*** Records ***

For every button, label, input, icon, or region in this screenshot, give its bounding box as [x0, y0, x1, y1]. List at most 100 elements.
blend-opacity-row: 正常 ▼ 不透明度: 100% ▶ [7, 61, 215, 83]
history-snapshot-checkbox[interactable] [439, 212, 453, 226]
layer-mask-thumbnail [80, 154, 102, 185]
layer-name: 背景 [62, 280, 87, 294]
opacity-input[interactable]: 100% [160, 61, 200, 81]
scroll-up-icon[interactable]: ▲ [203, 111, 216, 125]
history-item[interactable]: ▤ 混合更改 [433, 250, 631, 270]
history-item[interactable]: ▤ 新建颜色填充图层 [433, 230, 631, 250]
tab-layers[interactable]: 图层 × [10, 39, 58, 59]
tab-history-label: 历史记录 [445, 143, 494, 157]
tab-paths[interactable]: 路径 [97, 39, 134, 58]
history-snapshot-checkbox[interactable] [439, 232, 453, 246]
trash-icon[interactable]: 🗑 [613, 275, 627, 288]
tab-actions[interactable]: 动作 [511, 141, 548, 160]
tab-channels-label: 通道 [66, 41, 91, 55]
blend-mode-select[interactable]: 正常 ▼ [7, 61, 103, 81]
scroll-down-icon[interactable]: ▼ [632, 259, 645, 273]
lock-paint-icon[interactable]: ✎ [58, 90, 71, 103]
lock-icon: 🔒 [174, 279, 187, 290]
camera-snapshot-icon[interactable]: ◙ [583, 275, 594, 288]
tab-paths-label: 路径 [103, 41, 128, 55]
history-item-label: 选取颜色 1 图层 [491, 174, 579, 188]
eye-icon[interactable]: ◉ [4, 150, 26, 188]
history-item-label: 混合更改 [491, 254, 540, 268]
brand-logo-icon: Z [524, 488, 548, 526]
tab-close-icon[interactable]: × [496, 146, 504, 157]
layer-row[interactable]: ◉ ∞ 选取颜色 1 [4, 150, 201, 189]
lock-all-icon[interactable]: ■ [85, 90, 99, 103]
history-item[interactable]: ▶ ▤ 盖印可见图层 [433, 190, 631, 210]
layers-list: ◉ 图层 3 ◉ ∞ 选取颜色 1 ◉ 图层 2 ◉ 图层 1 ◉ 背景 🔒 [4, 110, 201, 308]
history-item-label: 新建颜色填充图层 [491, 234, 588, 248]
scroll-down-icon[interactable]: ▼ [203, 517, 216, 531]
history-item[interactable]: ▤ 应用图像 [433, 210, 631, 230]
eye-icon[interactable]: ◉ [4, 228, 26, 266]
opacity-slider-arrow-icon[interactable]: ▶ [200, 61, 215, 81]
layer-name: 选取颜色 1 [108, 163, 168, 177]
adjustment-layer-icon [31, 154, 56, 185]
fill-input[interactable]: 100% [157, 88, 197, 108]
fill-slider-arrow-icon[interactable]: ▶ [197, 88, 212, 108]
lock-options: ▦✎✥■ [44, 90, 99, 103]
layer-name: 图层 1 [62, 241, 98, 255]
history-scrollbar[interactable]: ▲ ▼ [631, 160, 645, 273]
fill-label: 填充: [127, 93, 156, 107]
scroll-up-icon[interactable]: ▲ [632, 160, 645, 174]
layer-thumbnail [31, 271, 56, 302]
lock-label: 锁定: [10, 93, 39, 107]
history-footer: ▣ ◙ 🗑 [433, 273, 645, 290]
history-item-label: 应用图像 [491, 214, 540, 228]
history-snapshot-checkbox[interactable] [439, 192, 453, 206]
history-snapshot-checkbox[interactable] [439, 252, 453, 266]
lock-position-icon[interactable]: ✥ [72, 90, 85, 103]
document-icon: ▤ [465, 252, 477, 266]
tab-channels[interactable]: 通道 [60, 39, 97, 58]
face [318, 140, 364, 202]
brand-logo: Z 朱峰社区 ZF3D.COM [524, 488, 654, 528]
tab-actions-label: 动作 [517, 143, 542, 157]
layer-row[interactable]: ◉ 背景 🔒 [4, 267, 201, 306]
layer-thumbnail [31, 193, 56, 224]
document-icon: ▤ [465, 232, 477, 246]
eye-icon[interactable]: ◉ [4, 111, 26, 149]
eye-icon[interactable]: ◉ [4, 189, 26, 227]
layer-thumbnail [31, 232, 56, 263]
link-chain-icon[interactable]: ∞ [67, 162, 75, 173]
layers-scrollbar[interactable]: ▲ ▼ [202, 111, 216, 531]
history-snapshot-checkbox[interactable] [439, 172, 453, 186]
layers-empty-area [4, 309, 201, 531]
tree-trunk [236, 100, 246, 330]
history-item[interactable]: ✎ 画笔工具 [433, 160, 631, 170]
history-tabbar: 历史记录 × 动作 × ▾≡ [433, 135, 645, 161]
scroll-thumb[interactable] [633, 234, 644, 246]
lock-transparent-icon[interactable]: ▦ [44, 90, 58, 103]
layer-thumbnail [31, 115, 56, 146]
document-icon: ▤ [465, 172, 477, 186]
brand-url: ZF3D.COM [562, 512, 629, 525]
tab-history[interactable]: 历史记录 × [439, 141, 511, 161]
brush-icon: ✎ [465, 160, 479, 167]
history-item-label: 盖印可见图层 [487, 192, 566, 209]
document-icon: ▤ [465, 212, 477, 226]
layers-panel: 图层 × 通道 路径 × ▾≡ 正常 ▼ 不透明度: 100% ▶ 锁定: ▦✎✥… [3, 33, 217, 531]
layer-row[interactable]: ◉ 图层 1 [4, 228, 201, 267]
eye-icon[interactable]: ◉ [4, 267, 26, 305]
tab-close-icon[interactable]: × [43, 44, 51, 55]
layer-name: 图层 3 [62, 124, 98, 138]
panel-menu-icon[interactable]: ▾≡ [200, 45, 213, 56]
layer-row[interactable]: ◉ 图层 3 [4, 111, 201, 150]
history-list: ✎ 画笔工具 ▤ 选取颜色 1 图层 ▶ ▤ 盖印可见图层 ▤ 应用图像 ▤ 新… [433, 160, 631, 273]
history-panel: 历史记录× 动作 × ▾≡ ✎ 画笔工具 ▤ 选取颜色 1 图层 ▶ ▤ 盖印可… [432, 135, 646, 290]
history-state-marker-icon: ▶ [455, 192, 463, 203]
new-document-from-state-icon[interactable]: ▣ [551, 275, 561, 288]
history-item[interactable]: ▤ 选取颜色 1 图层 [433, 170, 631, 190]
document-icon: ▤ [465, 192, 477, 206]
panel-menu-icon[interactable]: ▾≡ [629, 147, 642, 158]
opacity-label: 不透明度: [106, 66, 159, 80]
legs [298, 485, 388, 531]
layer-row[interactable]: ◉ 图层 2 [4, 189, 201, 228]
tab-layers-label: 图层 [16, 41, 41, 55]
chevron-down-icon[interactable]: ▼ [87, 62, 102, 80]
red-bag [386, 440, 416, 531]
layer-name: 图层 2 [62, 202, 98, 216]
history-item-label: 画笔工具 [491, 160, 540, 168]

***
*** Records ***

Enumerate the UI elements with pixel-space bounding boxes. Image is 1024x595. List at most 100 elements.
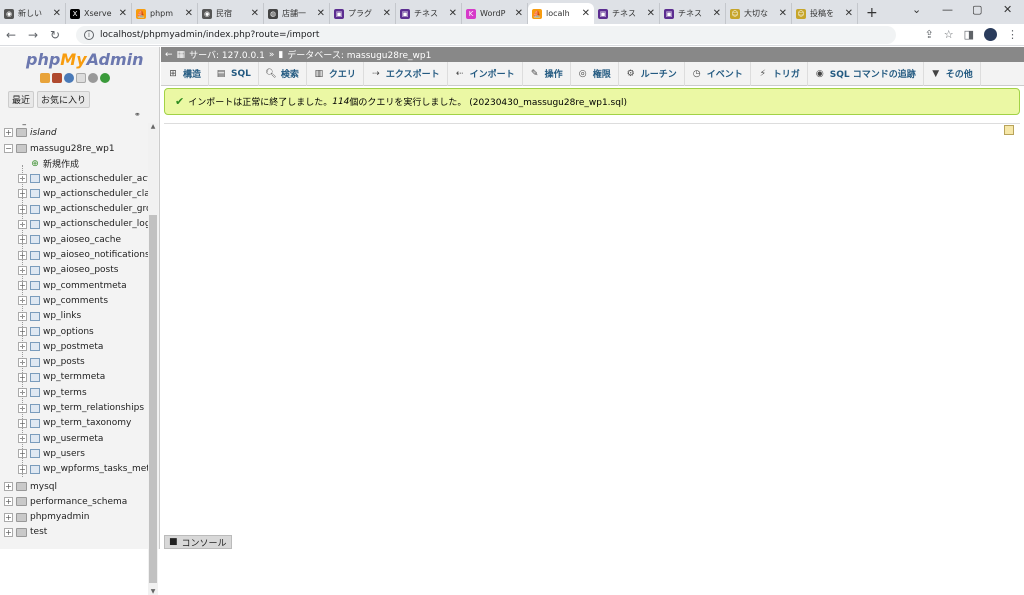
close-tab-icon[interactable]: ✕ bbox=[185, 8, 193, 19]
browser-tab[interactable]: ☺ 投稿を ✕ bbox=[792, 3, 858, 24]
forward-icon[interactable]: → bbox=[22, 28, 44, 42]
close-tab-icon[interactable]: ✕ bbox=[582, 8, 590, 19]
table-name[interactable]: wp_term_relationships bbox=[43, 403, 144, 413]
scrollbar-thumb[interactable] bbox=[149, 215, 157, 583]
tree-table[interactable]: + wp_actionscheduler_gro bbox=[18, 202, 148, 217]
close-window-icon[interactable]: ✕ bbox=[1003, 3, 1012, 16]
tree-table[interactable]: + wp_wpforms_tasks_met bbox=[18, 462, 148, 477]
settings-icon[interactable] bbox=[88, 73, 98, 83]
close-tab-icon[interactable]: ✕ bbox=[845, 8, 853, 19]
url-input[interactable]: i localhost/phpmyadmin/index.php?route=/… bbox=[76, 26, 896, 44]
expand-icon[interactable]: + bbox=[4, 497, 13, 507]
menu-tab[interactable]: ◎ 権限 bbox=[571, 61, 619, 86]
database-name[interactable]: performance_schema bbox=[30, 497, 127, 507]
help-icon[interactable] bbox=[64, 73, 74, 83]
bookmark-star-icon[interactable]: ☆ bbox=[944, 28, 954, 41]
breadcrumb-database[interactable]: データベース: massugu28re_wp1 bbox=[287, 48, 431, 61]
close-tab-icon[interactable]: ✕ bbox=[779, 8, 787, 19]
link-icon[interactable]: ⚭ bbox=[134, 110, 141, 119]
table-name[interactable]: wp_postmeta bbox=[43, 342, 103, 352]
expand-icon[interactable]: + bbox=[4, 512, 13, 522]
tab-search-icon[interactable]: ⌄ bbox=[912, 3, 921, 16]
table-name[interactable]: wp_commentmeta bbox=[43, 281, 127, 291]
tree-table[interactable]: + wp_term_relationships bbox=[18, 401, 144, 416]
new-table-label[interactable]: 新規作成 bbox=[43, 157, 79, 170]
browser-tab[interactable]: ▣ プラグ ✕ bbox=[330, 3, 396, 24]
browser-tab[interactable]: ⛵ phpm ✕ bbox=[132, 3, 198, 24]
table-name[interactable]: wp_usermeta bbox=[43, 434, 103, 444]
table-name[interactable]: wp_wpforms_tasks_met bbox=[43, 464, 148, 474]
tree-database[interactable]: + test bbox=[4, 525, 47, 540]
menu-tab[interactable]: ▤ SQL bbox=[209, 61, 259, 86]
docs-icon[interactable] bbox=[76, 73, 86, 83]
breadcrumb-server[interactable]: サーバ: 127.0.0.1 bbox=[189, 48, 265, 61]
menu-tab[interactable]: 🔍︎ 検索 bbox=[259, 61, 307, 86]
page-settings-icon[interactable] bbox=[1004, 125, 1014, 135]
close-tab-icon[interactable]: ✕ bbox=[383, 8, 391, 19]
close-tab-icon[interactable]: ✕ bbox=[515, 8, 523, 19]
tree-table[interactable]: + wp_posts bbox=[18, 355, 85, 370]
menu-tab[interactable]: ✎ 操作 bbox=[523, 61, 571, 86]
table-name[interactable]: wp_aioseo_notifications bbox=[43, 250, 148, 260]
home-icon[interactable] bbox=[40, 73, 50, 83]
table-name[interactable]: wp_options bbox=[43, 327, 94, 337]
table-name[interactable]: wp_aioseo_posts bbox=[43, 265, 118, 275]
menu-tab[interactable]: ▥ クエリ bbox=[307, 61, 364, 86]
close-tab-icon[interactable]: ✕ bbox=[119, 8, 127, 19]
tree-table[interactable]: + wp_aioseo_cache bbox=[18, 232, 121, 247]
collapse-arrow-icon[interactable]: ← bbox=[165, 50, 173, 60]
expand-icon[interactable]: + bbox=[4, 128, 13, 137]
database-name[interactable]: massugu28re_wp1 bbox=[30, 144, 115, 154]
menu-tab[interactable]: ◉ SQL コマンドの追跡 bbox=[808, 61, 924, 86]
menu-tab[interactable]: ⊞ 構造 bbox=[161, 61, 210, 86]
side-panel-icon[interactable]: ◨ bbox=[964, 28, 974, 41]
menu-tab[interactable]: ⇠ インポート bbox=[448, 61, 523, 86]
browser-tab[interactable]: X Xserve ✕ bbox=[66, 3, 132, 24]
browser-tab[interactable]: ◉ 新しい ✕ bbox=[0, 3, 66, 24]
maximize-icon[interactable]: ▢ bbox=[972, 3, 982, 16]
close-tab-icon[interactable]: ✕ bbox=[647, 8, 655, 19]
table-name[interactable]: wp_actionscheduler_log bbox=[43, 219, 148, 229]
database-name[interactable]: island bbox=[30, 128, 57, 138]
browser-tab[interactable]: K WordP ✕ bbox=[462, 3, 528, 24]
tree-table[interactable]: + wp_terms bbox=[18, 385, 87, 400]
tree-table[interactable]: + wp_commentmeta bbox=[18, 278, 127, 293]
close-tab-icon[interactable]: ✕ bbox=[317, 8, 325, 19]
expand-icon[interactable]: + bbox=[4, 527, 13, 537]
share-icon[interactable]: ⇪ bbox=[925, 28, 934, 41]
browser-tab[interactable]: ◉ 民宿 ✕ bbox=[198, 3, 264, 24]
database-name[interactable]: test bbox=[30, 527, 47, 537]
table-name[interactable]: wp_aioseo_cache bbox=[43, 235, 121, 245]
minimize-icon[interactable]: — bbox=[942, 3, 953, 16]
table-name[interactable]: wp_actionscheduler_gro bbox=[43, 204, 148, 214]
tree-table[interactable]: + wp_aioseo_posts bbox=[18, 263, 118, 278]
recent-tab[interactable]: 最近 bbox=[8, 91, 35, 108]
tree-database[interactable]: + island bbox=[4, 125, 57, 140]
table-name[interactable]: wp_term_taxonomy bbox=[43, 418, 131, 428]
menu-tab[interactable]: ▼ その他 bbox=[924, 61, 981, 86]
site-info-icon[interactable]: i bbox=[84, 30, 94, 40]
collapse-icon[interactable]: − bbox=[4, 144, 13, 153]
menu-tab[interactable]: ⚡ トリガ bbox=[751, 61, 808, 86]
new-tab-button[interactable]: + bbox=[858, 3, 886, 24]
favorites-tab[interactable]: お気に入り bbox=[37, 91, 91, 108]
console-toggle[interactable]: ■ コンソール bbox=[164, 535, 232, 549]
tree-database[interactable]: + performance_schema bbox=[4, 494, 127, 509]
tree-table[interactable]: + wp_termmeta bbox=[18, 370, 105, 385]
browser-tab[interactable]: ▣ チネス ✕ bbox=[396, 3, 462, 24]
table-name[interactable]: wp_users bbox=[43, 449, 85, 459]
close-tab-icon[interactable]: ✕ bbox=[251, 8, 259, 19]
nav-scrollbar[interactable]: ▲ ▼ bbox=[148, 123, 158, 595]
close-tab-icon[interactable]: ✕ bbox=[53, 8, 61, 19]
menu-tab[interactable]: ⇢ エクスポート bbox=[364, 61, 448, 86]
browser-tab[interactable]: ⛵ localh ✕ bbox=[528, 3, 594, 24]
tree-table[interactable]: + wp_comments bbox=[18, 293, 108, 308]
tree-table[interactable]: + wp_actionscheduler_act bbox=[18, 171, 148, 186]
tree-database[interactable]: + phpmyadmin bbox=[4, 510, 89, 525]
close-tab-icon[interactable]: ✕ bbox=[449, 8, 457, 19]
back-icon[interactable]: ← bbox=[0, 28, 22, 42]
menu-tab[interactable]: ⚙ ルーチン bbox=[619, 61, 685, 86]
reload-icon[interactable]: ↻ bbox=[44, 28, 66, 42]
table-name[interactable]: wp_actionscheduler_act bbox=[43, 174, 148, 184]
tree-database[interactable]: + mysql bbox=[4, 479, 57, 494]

***
*** Records ***

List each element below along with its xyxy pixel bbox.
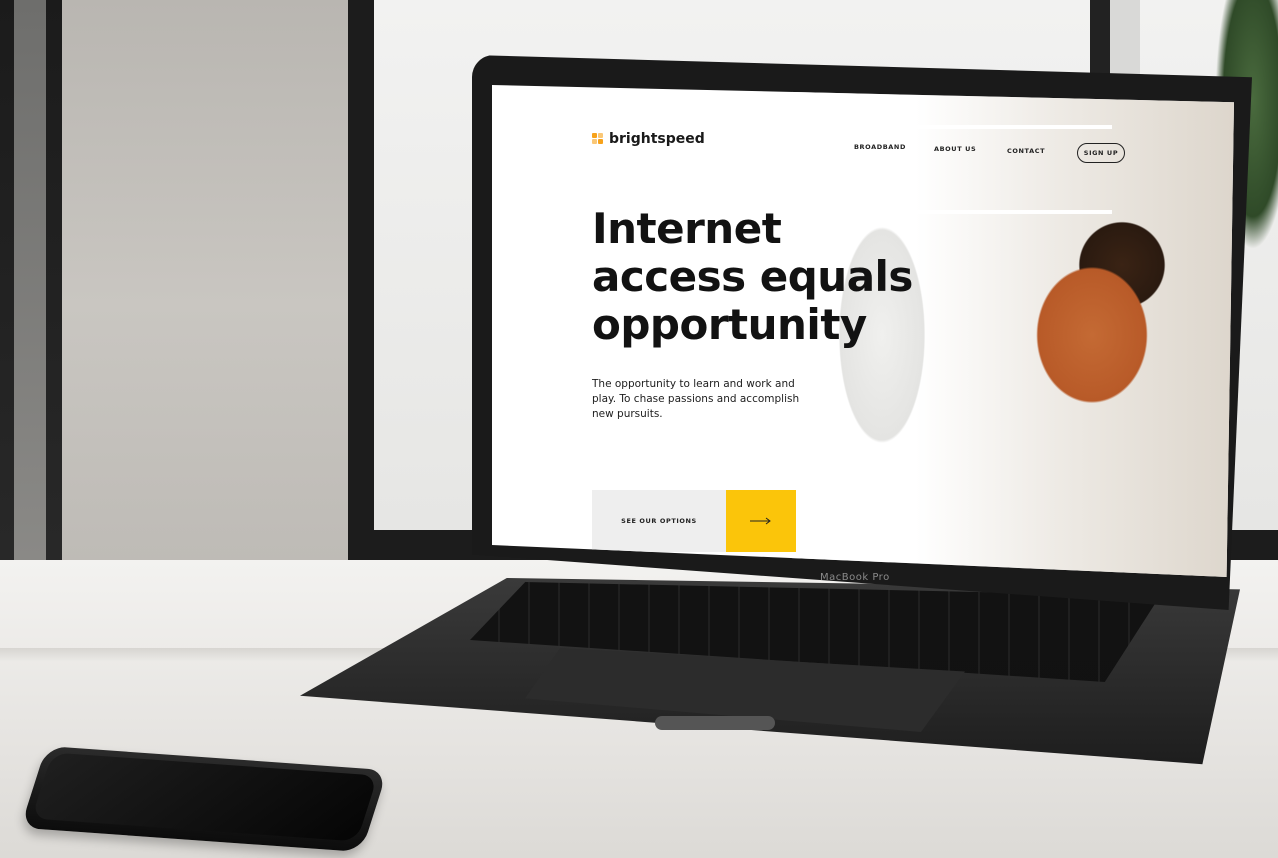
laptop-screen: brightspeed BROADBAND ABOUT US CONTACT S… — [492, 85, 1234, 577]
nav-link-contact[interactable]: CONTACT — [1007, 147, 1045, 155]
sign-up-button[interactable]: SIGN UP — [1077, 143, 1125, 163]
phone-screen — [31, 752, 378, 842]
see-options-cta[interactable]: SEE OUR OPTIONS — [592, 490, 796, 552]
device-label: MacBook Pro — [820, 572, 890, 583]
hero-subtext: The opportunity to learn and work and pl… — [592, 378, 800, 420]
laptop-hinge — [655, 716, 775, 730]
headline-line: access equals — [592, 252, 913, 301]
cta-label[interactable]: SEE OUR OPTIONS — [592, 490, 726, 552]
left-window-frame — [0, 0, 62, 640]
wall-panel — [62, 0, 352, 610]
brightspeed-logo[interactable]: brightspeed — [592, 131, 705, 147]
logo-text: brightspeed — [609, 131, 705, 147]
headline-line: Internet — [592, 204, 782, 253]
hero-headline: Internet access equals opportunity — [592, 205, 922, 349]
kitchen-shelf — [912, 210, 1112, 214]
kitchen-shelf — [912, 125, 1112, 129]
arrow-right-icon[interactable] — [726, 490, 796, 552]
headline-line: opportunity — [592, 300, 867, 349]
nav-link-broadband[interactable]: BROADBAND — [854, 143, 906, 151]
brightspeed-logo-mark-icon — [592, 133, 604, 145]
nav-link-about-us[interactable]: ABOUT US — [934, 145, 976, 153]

***

§ Exercise brief
Quote the lines from the one containing "close-tab-icon[interactable]: ✕ bbox=[185, 8, 193, 19]" through the one containing "tree-table[interactable]: + wp_actionscheduler_gro", both included, and give nothing else.

§ Exercise output
close-tab-icon[interactable]: ✕ bbox=[185, 8, 193, 19]
browser-tab[interactable]: ☺ 投稿を ✕ bbox=[792, 3, 858, 24]
forward-icon[interactable]: → bbox=[22, 28, 44, 42]
close-tab-icon[interactable]: ✕ bbox=[582, 8, 590, 19]
table-name[interactable]: wp_term_relationships bbox=[43, 403, 144, 413]
scrollbar-thumb[interactable] bbox=[149, 215, 157, 583]
tree-table[interactable]: + wp_actionscheduler_gro bbox=[18, 202, 148, 217]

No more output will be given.